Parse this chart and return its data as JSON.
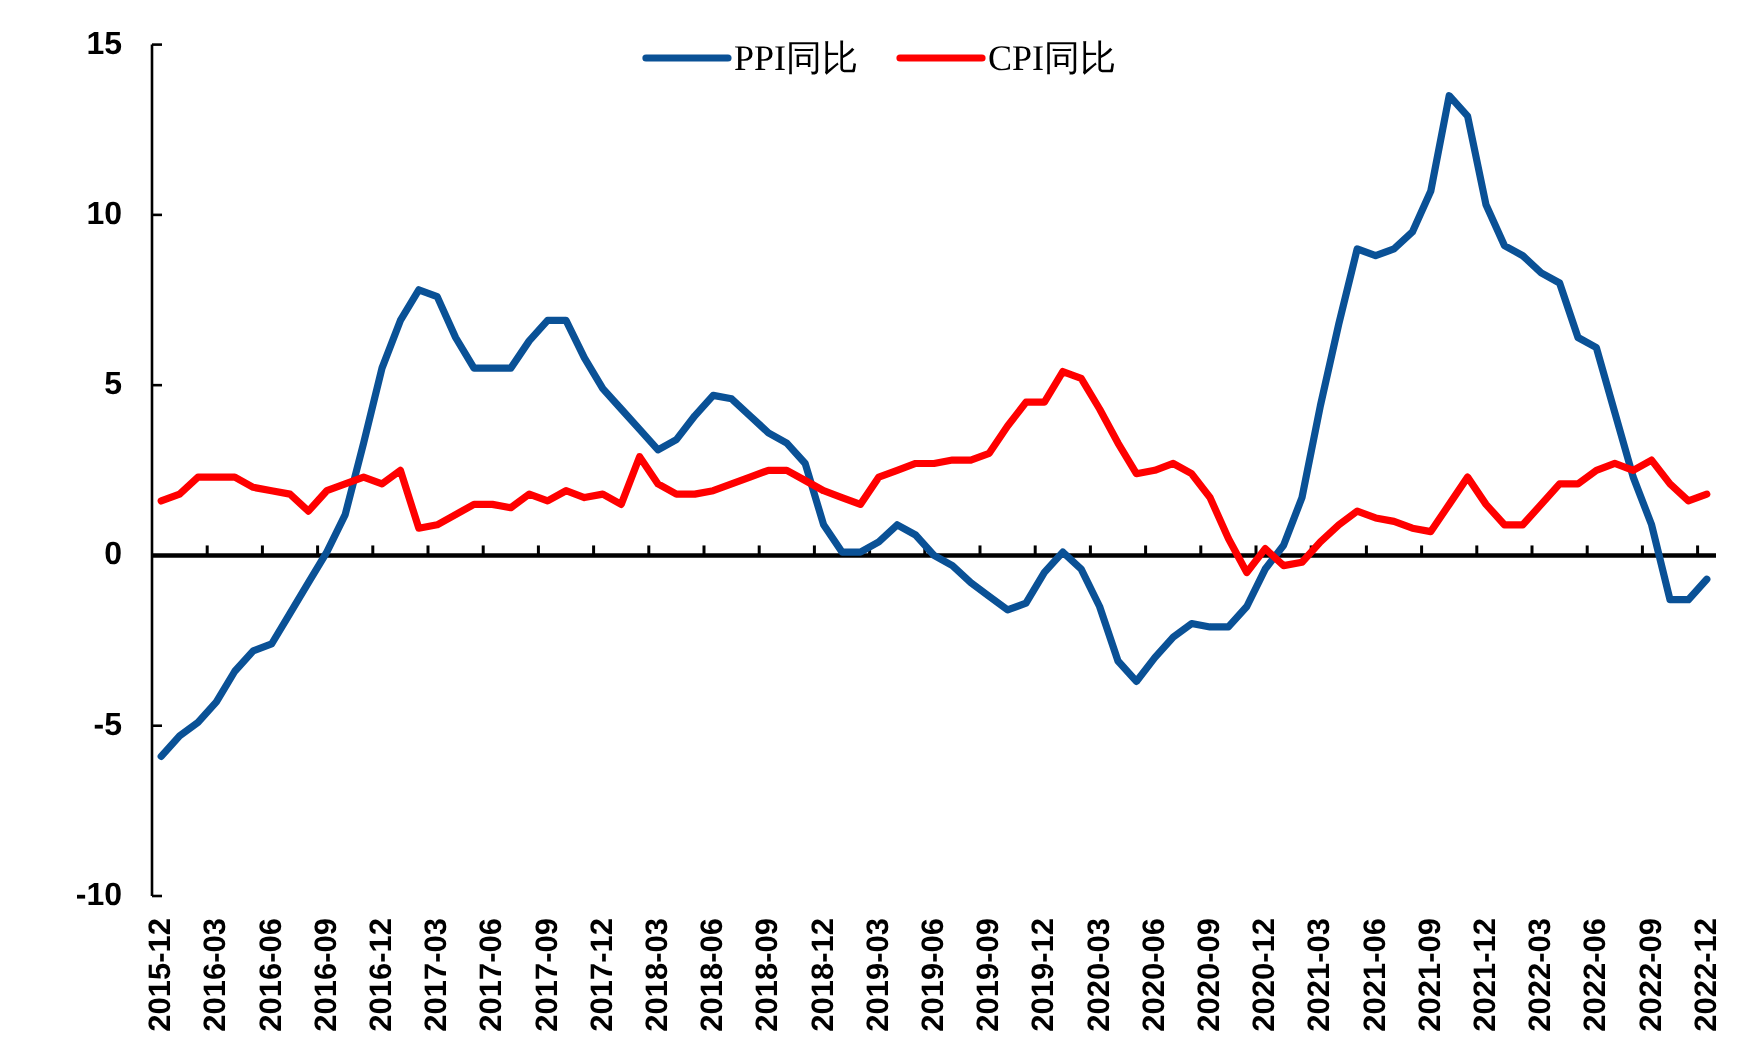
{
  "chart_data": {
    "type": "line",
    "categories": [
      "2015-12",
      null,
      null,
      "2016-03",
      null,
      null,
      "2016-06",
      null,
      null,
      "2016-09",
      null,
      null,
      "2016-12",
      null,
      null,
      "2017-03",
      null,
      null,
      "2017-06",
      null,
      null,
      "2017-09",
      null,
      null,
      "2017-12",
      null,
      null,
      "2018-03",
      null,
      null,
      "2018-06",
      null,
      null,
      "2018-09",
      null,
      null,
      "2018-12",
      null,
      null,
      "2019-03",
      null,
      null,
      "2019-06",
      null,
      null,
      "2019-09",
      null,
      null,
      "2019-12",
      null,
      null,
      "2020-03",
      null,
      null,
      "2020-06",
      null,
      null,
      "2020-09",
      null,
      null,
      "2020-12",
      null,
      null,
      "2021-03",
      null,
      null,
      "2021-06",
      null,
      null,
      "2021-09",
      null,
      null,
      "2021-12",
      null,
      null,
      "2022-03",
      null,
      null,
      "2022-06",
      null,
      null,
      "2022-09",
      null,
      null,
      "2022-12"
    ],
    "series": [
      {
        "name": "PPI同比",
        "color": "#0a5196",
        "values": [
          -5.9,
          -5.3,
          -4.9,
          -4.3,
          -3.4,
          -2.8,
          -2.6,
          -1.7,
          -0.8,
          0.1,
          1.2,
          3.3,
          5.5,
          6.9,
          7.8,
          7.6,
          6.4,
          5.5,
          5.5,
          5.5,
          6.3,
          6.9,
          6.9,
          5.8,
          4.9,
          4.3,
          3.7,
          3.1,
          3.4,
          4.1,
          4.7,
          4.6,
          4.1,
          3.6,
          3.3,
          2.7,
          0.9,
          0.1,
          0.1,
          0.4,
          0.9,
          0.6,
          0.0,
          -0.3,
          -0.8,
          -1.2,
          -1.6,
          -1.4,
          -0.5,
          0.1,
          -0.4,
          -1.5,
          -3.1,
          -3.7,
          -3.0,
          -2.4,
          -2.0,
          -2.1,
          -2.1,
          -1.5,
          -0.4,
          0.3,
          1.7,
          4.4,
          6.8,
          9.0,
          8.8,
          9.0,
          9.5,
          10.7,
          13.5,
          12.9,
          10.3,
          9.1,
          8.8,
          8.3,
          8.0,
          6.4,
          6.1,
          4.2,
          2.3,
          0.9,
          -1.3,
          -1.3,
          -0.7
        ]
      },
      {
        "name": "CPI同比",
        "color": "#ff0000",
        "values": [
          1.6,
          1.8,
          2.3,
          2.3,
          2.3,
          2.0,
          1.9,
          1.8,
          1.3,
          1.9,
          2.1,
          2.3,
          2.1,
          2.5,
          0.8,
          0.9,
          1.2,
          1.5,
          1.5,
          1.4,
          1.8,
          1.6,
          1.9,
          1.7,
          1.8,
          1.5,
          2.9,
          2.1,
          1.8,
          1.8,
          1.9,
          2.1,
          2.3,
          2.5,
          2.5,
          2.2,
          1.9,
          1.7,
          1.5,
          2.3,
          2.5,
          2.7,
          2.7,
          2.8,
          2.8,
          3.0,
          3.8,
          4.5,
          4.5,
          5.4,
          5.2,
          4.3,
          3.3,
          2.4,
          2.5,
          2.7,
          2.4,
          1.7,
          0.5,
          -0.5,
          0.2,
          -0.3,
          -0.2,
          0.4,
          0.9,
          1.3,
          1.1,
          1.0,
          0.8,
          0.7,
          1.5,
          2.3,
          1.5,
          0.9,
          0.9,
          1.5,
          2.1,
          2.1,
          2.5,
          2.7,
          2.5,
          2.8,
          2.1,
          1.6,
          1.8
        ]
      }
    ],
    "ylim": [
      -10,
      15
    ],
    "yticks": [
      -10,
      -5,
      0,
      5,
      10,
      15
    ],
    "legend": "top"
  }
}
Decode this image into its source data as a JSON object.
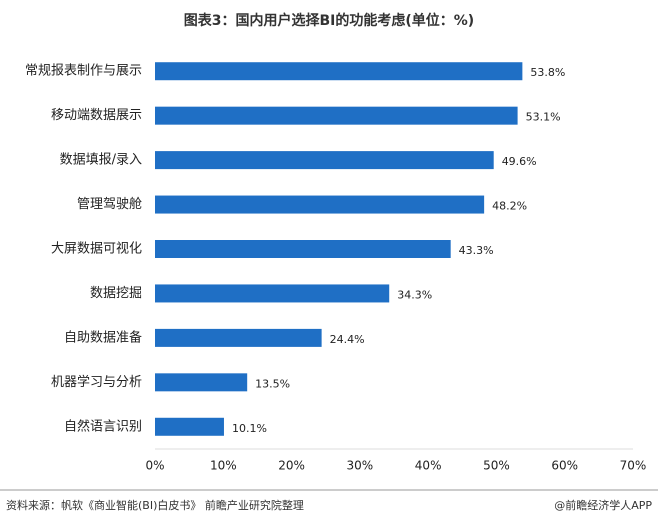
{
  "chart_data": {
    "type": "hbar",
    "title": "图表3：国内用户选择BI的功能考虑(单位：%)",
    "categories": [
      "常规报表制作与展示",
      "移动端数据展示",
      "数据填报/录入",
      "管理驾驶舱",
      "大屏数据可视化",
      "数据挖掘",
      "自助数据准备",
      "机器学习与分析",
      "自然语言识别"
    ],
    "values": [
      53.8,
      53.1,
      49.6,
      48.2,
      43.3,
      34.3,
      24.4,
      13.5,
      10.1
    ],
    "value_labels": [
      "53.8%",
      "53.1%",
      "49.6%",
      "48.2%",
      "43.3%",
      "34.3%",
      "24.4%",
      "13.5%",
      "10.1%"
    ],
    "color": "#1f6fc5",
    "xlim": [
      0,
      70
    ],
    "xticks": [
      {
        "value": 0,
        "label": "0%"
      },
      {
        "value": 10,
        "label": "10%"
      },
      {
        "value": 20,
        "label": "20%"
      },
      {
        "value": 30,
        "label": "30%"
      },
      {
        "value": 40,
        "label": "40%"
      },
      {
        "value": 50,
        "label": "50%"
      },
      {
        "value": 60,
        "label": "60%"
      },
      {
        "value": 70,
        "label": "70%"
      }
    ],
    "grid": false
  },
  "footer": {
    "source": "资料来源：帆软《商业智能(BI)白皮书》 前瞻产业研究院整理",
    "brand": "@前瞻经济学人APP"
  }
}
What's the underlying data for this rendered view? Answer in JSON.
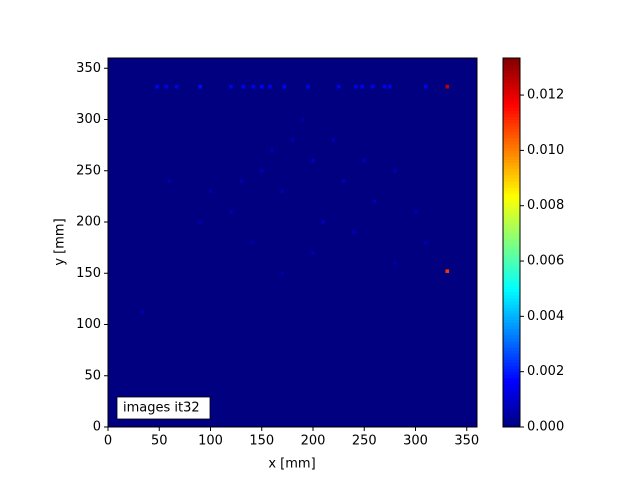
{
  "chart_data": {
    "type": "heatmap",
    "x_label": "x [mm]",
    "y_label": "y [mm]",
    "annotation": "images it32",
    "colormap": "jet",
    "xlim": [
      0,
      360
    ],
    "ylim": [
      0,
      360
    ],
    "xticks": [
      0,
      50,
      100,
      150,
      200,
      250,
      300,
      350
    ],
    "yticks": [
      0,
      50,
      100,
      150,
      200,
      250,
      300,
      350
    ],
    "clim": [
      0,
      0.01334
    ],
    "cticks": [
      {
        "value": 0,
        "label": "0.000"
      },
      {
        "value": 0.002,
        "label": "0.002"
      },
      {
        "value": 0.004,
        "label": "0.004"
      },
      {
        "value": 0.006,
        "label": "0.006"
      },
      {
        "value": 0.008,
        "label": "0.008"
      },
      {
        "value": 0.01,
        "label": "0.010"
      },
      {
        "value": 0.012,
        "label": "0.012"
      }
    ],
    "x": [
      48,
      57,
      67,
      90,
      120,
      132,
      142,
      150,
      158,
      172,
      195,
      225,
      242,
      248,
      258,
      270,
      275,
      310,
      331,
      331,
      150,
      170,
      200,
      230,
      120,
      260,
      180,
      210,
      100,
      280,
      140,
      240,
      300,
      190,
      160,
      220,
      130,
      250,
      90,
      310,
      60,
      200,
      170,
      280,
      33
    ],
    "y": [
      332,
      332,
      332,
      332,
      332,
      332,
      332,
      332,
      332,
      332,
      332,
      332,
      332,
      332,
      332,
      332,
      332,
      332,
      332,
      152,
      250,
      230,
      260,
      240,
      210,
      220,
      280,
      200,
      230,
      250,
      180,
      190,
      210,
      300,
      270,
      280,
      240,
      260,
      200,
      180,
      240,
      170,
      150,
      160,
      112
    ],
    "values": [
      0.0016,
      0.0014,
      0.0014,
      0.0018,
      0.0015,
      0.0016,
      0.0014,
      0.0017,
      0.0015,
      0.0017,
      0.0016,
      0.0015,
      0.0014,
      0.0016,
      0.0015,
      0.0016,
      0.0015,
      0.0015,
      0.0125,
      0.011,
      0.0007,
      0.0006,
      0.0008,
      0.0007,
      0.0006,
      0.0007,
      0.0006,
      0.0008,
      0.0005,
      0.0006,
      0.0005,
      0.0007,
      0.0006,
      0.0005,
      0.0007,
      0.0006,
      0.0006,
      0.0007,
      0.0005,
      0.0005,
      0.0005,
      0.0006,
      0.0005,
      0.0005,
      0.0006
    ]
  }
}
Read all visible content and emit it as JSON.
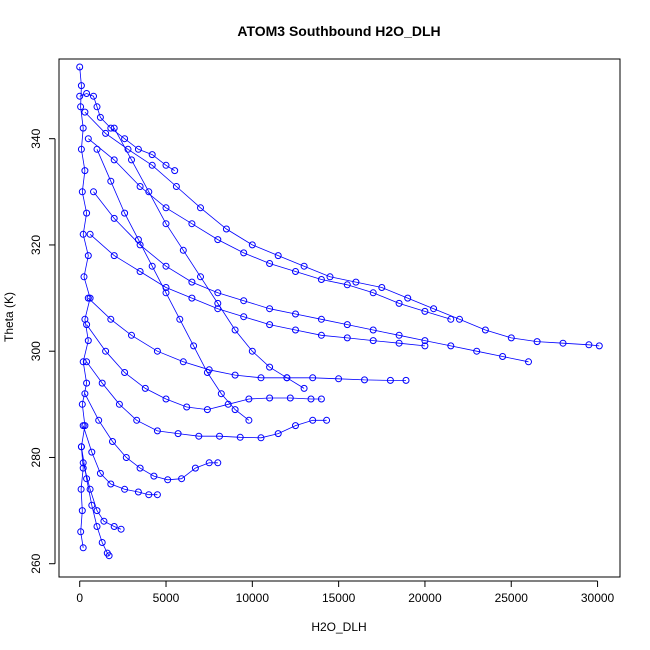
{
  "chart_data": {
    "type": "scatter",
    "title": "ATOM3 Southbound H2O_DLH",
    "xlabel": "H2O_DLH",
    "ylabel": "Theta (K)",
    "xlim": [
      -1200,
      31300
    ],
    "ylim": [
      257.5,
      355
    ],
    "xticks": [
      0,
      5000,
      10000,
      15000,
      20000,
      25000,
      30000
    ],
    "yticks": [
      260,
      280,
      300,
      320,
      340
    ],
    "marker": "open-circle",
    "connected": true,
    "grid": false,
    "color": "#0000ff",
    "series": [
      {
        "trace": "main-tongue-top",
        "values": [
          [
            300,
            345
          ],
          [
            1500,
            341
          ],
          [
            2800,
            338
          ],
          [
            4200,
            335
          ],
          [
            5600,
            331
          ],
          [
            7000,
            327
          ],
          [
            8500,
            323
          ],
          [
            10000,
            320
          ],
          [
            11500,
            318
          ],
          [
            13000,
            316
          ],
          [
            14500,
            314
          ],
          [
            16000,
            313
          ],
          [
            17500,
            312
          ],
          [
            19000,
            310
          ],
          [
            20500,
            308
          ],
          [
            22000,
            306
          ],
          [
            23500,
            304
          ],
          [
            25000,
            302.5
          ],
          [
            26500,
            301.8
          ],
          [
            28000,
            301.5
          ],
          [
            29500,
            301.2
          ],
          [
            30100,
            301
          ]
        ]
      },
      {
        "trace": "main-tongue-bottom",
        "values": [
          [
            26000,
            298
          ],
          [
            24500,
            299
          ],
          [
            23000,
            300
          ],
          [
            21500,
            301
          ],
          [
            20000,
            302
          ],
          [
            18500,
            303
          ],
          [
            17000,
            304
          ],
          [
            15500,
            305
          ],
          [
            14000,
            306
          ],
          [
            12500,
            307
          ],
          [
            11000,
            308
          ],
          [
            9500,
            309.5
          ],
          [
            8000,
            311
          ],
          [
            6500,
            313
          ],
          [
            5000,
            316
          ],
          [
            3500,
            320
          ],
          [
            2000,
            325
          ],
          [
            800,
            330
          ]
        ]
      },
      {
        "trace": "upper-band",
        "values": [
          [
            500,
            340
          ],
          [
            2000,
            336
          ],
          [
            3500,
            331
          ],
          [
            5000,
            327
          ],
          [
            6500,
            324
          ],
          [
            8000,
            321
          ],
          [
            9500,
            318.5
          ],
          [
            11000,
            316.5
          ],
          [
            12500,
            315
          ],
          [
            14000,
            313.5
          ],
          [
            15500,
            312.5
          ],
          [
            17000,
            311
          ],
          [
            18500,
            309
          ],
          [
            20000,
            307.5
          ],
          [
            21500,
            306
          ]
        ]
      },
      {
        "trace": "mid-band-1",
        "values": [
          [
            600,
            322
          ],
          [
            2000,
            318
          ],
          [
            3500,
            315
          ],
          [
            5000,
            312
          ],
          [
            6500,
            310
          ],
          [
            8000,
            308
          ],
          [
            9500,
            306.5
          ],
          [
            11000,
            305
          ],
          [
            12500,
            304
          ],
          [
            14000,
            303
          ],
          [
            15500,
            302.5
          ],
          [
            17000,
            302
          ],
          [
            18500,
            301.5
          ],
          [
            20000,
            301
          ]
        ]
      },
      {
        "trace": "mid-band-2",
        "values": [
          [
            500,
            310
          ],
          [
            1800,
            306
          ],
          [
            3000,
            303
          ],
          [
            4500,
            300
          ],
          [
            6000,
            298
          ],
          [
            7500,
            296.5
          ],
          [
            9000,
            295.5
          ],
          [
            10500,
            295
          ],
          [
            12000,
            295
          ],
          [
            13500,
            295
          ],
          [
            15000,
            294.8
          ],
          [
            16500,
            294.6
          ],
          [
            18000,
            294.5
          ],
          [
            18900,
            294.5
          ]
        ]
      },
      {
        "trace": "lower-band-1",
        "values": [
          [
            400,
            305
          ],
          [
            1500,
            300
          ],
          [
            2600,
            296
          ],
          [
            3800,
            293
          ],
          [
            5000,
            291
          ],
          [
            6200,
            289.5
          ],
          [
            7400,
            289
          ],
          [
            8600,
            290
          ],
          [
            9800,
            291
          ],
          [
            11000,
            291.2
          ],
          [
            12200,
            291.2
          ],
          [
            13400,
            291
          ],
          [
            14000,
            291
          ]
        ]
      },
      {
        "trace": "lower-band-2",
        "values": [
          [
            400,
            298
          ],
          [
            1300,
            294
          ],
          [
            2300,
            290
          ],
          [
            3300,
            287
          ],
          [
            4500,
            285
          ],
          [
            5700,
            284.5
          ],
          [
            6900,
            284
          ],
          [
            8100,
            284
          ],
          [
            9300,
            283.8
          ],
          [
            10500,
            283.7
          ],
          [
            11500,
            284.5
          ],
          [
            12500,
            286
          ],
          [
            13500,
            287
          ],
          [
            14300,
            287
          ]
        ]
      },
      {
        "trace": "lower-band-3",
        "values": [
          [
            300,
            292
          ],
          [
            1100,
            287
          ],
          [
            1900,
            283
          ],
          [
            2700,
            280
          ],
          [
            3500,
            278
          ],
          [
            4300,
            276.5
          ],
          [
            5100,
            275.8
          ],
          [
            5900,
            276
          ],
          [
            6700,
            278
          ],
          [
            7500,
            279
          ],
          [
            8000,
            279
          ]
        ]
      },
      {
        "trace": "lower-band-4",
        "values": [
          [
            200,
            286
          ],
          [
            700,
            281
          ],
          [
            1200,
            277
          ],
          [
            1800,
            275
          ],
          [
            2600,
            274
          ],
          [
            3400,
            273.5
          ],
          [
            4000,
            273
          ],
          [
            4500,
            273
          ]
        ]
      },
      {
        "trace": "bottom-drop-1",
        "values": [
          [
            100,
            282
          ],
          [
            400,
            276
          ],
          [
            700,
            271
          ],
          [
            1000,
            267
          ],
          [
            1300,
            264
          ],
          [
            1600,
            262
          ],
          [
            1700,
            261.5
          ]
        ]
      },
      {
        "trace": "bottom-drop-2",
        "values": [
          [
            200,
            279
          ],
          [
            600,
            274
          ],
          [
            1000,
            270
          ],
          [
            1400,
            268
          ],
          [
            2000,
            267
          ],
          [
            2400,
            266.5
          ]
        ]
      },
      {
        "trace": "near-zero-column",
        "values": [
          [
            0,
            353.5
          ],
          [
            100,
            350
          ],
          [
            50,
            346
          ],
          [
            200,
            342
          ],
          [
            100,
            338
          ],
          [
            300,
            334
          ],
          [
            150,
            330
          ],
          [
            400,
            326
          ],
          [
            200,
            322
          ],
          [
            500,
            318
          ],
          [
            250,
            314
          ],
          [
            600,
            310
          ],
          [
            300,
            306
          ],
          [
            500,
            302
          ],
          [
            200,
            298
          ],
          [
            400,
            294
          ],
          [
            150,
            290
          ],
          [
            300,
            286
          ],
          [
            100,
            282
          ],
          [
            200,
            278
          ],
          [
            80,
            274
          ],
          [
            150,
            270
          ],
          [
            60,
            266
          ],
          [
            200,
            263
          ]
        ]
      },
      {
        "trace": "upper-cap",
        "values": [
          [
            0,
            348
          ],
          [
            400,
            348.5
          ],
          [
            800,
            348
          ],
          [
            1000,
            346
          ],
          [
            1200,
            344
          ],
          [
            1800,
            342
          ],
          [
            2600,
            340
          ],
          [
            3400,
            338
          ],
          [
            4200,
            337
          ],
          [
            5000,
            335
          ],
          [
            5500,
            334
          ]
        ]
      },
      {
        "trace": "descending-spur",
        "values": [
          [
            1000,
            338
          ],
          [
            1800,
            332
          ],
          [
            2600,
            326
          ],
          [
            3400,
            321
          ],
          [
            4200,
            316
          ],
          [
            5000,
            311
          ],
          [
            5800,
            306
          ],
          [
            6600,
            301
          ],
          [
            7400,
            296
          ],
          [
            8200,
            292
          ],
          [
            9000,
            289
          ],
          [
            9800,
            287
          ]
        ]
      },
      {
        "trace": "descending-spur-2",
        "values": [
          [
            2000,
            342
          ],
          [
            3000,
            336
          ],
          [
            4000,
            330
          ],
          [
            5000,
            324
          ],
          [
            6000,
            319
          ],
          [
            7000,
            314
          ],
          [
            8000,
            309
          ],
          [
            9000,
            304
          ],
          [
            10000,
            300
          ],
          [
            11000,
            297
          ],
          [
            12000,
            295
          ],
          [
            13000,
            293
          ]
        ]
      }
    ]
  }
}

+===+

* _GIVEN TASK_
Answer with one number only: how many lines above contain the word "JSON".

* _WRITTEN RESPONSE_
4